### Fragmento del documento
------

Frente al fenómeno de las uniones de hecho, no se puede menos que tener en cuenta el aspecto subjetivo: se trata de determinadas personas, de su visión de la vida, de sus intenciones, en síntesis, de su “historia”. En este sentido, podemos, más aún, debemos reconocer y respetar la libertad individual de elección de esas personas.

Un problema subjetivo a la vez objetivo

Frente al fenómeno de las uniones de hecho, no se puede menos que tener en cuenta el aspecto subjetivo: se trata de determinadas personas, de su visión de la vida, de sus intenciones, en síntesis, de su “historia”. En este sentido, podemos, más aún, debemos reconocer y respetar la libertad individual de elección de esas personas.

------

### Registros proporcionados
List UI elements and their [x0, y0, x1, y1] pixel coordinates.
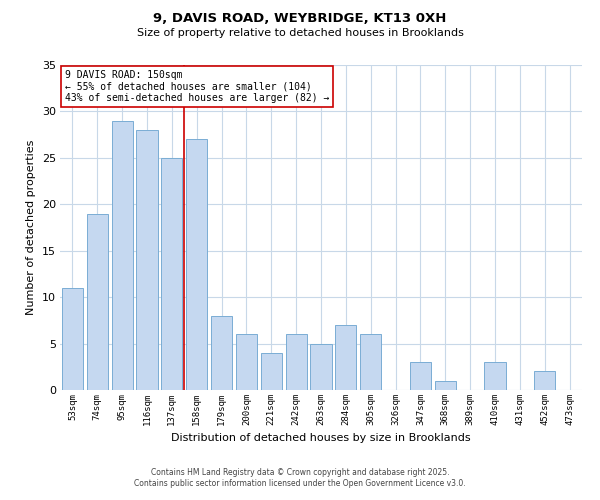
Bar: [435, 380, 456, 390]
Bar: [136, 130, 158, 390]
Bar: [211, 316, 232, 390]
Bar: [410, 362, 431, 390]
Bar: [186, 140, 207, 390]
Bar: [310, 344, 332, 390]
Bar: [286, 334, 307, 390]
Text: Size of property relative to detached houses in Brooklands: Size of property relative to detached ho…: [137, 28, 463, 38]
Text: 9 DAVIS ROAD: 150sqm
← 55% of detached houses are smaller (104)
43% of semi-deta: 9 DAVIS ROAD: 150sqm ← 55% of detached h…: [65, 70, 329, 103]
Bar: [360, 334, 381, 390]
Bar: [112, 120, 133, 390]
Y-axis label: Number of detached properties: Number of detached properties: [26, 140, 36, 315]
Text: Contains HM Land Registry data © Crown copyright and database right 2025.
Contai: Contains HM Land Registry data © Crown c…: [134, 468, 466, 487]
Bar: [87, 214, 108, 390]
Bar: [236, 334, 257, 390]
Bar: [62, 288, 83, 390]
Bar: [335, 325, 356, 390]
Text: 9, DAVIS ROAD, WEYBRIDGE, KT13 0XH: 9, DAVIS ROAD, WEYBRIDGE, KT13 0XH: [154, 12, 446, 26]
Bar: [261, 353, 282, 390]
Bar: [534, 372, 555, 390]
X-axis label: Distribution of detached houses by size in Brooklands: Distribution of detached houses by size …: [171, 434, 471, 444]
Bar: [484, 362, 506, 390]
Bar: [161, 158, 182, 390]
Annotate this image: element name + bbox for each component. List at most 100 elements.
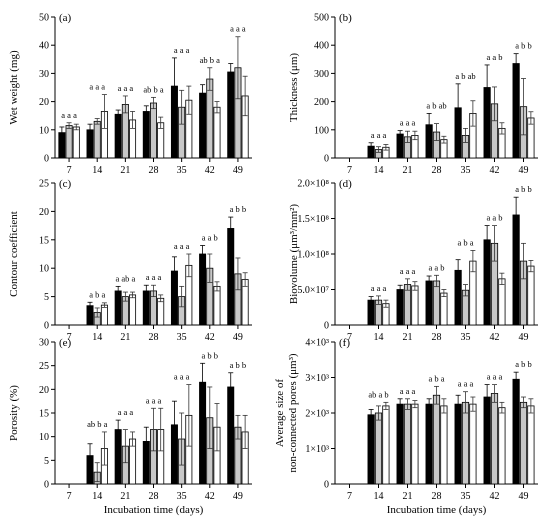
x-tick-label: 42 <box>490 332 500 343</box>
bar <box>403 403 412 485</box>
y-axis-title-line1: Average size of <box>274 379 286 448</box>
bar <box>114 290 122 326</box>
x-tick-label: 14 <box>374 491 384 502</box>
y-tick-label: 10 <box>39 432 49 443</box>
bar <box>396 403 404 485</box>
significance-letters: a a a <box>400 386 416 396</box>
x-tick-label: 21 <box>403 165 413 176</box>
bar <box>227 71 235 159</box>
significance-letters: a a a <box>118 83 134 93</box>
significance-letters: a a b <box>202 232 218 242</box>
x-tick-label: 28 <box>149 165 159 176</box>
bar <box>490 393 499 485</box>
significance-letters: a b b <box>515 359 532 369</box>
significance-letters: a a a <box>89 82 105 92</box>
panel-5: 0 1×10³ 2×10³ 3×10³ 4×10³ 7 14 21 28 35 42 49 ab a b… <box>274 337 538 516</box>
bar <box>432 280 441 326</box>
x-tick-label: 35 <box>177 165 187 176</box>
significance-letters: a a a <box>230 24 246 34</box>
bar <box>498 278 506 326</box>
x-tick-label: 35 <box>177 332 187 343</box>
bar <box>512 63 520 159</box>
bar <box>227 228 235 326</box>
significance-letters: a a b <box>486 52 502 62</box>
x-tick-label: 49 <box>519 165 529 176</box>
significance-letters: a a b <box>428 262 444 272</box>
y-tick-label: 25 <box>39 179 49 190</box>
x-tick-label: 7 <box>347 332 352 343</box>
y-axis-title: Porosity (%) <box>8 385 20 441</box>
bar <box>157 297 165 326</box>
x-tick-label: 7 <box>347 491 352 502</box>
x-tick-label: 49 <box>519 491 529 502</box>
significance-letters: a a a <box>174 45 190 55</box>
y-tick-label: 20 <box>39 97 49 108</box>
x-tick-label: 7 <box>67 165 72 176</box>
bar <box>206 78 214 159</box>
significance-letters: a b b <box>230 360 247 370</box>
bar <box>440 292 448 326</box>
bar <box>519 401 528 485</box>
significance-letters: ab b a <box>200 55 221 65</box>
y-tick-label: 2.0×10⁸ <box>297 179 329 190</box>
y-tick-label: 15 <box>39 409 49 420</box>
y-tick-label: 5 <box>44 456 49 467</box>
y-tick-label: 0 <box>44 321 49 332</box>
x-tick-label: 14 <box>374 332 384 343</box>
panel-1: 0 100 200 300 400 500 7 14 21 28 35 42 49 a a a a a a a… <box>288 12 538 176</box>
bar <box>411 403 419 485</box>
significance-letters: a b b <box>515 41 532 51</box>
y-tick-label: 20 <box>39 207 49 218</box>
y-tick-label: 50 <box>39 13 49 24</box>
x-tick-label: 49 <box>519 332 529 343</box>
significance-letters: a b ab <box>426 100 446 110</box>
y-tick-label: 200 <box>314 97 329 108</box>
y-tick-label: 0 <box>44 154 49 165</box>
bar <box>483 396 491 485</box>
significance-letters: a a a <box>174 372 190 382</box>
x-tick-label: 28 <box>432 332 442 343</box>
significance-letters: a b ab <box>455 71 475 81</box>
significance-letters: a a a <box>371 283 387 293</box>
bar <box>527 265 535 326</box>
x-tick-label: 14 <box>92 332 102 343</box>
bar <box>142 111 150 159</box>
x-tick-label: 49 <box>233 165 243 176</box>
x-tick-label: 42 <box>205 332 215 343</box>
panel-0: 0 10 20 30 40 50 7 14 21 28 35 42 49 a a a a a a a a a a… <box>8 12 252 176</box>
panel-3: 0 5.0×10⁷ 1.0×10⁸ 1.5×10⁸ 2.0×10⁸ 7 14 21 28 35 42… <box>288 178 538 343</box>
x-tick-label: 42 <box>205 165 215 176</box>
panel-label: (e) <box>59 337 72 349</box>
y-tick-label: 1.5×10⁸ <box>297 214 329 225</box>
y-tick-label: 15 <box>39 235 49 246</box>
x-tick-label: 21 <box>403 491 413 502</box>
bar <box>425 280 433 326</box>
significance-letters: a a a <box>458 379 474 389</box>
x-tick-label: 7 <box>67 491 72 502</box>
bar <box>440 405 448 485</box>
x-tick-label: 28 <box>432 491 442 502</box>
significance-letters: a a a <box>487 372 503 382</box>
bar <box>129 294 137 326</box>
significance-letters: a b a <box>89 289 105 299</box>
y-tick-label: 3×10³ <box>305 373 329 384</box>
significance-letters: a b b <box>515 184 532 194</box>
y-tick-label: 0 <box>324 321 329 332</box>
y-tick-label: 10 <box>39 125 49 136</box>
y-axis-title: Wet weight (mg) <box>8 50 20 125</box>
bar <box>527 405 535 485</box>
bar <box>411 285 419 326</box>
bar <box>374 412 383 485</box>
bar <box>512 378 520 485</box>
x-tick-label: 14 <box>92 165 102 176</box>
x-axis-title: Incubation time (days) <box>104 504 204 516</box>
y-tick-label: 40 <box>39 41 49 52</box>
significance-letters: a a b <box>486 213 502 223</box>
significance-letters: a ab a <box>115 273 135 283</box>
significance-letters: a b a <box>457 237 473 247</box>
x-tick-label: 49 <box>233 332 243 343</box>
y-tick-label: 10 <box>39 264 49 275</box>
significance-letters: a b a <box>428 373 444 383</box>
x-tick-label: 42 <box>490 491 500 502</box>
bar <box>213 106 221 159</box>
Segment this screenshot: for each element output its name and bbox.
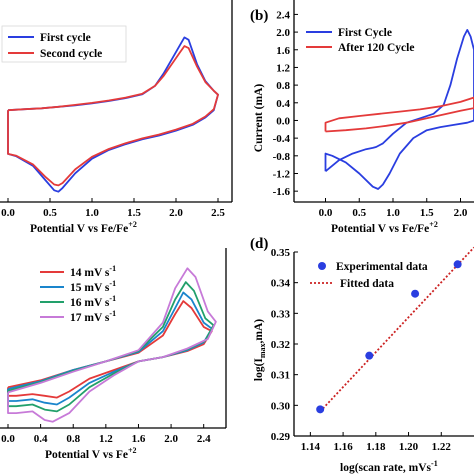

------

### Instrucción escrita A
Según el fragmento sobre las uniones de hecho, ¿qué aspecto no se puede menos que tener en cuenta frente a este fenómeno?
### Instrucción escrita B
Transcribe sin cambios estas líneas de los registros: empieza en la línea que contiene "x-tick-label: 42 <box>490 332 500 343</box>" y termina después de la línea que contiene "significance-letters: a b b <box>515 359".
El fragmento del documento y los registros son materiales independientes entre sí.

### Respuesta correcta A
El aspecto subjetivo.

### Respuesta correcta B
x-tick-label: 42 <box>490 332 500 343</box>
bar <box>403 403 412 485</box>
y-axis-title-line1: Average size of <box>274 379 286 448</box>
bar <box>114 290 122 326</box>
x-tick-label: 14 <box>374 491 384 502</box>
y-tick-label: 10 <box>39 432 49 443</box>
bar <box>396 403 404 485</box>
significance-letters: a a a <box>400 386 416 396</box>
x-tick-label: 21 <box>403 165 413 176</box>
bar <box>227 71 235 159</box>
significance-letters: a a a <box>118 83 134 93</box>
significance-letters: a a b <box>202 232 218 242</box>
x-tick-label: 28 <box>149 165 159 176</box>
bar <box>490 393 499 485</box>
significance-letters: a b b <box>515 359 532 369</box>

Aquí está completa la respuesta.